STATED GOAL> Your task is to copy every line of the entries that contains "screenshot".

══════════════════════════════

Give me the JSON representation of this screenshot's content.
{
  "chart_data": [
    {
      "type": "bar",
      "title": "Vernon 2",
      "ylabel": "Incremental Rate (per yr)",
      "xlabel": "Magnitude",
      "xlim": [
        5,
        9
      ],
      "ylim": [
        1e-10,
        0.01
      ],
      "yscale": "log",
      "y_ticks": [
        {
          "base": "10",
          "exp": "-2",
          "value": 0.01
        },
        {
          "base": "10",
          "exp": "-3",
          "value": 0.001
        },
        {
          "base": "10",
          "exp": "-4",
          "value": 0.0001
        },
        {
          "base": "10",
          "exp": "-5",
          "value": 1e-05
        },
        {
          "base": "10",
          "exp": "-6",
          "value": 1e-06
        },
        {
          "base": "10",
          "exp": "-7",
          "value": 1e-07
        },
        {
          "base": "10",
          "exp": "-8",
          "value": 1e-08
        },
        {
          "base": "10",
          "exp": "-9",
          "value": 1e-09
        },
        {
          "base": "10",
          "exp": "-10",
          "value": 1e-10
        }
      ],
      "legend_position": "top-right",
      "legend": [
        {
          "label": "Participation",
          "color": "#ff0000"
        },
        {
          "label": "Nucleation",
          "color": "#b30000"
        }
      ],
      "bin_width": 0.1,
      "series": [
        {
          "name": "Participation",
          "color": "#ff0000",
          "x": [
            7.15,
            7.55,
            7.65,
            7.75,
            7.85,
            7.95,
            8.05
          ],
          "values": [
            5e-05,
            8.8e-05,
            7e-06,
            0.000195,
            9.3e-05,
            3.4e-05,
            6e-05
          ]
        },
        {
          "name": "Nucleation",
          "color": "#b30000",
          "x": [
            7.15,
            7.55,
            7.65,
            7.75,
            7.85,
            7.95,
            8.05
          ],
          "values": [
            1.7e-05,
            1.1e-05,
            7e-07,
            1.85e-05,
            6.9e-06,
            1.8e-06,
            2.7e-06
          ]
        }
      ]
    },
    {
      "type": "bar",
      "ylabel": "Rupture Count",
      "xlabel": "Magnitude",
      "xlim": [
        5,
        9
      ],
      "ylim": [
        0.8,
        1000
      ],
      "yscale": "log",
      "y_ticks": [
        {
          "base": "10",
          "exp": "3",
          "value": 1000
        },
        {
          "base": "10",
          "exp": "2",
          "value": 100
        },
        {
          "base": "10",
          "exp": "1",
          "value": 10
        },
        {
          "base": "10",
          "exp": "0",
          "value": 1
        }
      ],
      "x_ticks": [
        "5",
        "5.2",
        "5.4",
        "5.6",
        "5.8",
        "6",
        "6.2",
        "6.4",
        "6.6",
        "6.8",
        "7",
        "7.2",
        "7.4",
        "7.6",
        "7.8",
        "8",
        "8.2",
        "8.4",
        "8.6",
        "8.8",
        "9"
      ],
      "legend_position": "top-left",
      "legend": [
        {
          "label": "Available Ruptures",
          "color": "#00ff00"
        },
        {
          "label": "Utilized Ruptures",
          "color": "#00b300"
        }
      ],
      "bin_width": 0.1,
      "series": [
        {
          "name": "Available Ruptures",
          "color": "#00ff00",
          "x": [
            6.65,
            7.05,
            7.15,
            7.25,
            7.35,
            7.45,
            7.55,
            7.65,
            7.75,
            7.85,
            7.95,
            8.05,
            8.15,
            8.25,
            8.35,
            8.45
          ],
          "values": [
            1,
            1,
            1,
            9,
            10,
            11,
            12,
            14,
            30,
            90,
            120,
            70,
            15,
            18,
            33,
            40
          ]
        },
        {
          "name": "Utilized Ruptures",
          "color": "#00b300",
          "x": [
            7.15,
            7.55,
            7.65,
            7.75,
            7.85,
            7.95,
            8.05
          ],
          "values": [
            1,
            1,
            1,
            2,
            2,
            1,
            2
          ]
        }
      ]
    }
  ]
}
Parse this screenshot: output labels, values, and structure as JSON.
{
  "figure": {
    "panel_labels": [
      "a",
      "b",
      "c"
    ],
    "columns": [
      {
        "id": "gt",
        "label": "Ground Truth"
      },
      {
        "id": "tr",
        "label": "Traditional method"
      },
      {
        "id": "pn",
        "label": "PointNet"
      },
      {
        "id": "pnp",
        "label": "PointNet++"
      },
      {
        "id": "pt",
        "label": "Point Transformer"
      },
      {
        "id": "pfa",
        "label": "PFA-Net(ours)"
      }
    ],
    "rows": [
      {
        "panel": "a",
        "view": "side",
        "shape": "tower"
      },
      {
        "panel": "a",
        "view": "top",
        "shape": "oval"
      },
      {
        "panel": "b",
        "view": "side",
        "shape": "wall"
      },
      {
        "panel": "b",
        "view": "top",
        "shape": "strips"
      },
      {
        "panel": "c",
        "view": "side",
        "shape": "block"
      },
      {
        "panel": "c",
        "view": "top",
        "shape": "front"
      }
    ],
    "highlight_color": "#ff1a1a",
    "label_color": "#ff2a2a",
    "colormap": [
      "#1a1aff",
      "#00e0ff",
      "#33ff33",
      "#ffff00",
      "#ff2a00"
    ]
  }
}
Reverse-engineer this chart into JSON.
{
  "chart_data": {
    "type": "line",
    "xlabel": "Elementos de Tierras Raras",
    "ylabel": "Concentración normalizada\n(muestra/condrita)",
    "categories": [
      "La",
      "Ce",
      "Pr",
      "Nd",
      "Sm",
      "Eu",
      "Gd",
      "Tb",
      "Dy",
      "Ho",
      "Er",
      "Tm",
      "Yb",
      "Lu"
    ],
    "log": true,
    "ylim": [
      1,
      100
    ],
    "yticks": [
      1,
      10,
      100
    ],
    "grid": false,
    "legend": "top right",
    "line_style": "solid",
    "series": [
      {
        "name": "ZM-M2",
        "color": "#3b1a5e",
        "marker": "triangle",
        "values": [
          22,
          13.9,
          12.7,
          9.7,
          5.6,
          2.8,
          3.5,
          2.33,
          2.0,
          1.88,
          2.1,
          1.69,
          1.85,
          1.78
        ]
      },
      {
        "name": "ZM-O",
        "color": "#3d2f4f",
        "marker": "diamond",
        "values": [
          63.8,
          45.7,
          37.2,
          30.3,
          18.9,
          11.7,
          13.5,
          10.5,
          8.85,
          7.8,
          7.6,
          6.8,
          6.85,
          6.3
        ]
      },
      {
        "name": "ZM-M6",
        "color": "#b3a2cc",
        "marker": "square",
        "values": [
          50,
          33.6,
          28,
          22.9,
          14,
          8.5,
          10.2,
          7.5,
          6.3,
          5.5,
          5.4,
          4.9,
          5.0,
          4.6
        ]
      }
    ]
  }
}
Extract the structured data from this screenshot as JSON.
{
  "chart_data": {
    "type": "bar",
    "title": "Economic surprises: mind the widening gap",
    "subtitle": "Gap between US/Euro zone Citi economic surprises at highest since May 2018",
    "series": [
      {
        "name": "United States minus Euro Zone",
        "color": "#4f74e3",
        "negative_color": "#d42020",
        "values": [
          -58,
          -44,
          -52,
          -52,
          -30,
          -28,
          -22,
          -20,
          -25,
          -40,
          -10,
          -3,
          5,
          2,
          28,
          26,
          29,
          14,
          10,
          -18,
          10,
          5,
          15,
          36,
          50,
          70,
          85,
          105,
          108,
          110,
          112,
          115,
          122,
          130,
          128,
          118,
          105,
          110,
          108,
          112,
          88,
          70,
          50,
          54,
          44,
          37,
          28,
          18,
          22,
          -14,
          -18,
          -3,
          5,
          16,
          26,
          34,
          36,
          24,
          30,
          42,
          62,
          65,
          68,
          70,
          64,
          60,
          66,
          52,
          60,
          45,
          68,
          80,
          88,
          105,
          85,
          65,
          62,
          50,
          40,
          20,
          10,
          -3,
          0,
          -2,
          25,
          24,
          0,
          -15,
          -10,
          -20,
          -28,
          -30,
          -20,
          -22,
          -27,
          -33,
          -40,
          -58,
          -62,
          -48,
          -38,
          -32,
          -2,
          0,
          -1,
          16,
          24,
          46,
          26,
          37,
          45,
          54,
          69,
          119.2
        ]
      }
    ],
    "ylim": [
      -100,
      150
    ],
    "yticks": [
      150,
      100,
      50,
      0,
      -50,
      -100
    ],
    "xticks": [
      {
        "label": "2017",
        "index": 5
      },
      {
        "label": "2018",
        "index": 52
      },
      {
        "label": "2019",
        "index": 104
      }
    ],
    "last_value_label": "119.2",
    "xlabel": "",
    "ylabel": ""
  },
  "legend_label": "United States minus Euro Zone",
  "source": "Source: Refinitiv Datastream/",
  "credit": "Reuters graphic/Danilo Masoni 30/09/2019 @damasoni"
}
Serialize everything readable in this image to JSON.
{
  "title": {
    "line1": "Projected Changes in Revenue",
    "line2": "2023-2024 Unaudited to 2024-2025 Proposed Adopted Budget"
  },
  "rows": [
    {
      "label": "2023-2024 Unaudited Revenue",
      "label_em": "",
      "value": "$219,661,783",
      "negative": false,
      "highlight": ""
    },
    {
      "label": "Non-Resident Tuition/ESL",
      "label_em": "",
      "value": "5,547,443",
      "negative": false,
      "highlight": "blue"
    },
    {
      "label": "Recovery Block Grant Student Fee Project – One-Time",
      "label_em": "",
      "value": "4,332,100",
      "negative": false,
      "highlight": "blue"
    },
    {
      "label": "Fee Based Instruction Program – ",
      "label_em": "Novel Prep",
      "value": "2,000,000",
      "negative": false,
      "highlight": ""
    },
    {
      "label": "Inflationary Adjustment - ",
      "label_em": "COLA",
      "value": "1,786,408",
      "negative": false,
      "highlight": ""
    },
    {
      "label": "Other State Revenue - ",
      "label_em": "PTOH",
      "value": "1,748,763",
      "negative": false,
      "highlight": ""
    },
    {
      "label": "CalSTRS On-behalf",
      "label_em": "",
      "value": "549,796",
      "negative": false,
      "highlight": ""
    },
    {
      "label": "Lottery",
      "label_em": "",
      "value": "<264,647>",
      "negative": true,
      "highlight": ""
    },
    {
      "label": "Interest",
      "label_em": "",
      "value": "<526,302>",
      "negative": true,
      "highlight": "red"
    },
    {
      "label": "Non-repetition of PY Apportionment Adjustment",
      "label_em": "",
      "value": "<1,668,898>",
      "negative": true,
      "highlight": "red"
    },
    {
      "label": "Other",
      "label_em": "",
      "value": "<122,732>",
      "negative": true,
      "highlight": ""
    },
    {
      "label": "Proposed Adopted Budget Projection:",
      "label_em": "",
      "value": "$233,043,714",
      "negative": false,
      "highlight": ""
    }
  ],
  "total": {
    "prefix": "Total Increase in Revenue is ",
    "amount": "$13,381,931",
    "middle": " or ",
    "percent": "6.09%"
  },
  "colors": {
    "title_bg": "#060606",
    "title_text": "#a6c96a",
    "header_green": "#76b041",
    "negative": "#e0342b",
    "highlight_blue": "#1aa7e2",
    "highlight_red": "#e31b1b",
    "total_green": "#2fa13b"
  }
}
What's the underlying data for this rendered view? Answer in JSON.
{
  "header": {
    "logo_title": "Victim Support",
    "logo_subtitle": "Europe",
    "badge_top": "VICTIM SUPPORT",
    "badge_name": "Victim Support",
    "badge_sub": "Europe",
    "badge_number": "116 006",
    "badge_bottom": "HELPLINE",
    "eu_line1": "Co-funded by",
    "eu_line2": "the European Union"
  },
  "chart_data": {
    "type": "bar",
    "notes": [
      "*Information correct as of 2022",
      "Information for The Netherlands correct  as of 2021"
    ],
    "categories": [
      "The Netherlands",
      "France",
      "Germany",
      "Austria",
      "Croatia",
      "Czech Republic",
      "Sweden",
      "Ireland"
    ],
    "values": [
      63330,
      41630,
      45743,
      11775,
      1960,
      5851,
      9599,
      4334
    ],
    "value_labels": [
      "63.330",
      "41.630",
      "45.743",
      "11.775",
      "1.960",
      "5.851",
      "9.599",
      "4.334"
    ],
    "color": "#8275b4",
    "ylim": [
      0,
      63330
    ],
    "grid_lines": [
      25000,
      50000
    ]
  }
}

══════════════════════════════

RESULT OF THE EXERCISE>
Give me the JSON representation of this screenshot's content.
Parse this screenshot: output labels, values, and structure as JSON.
Extract the structured data from this screenshot as JSON.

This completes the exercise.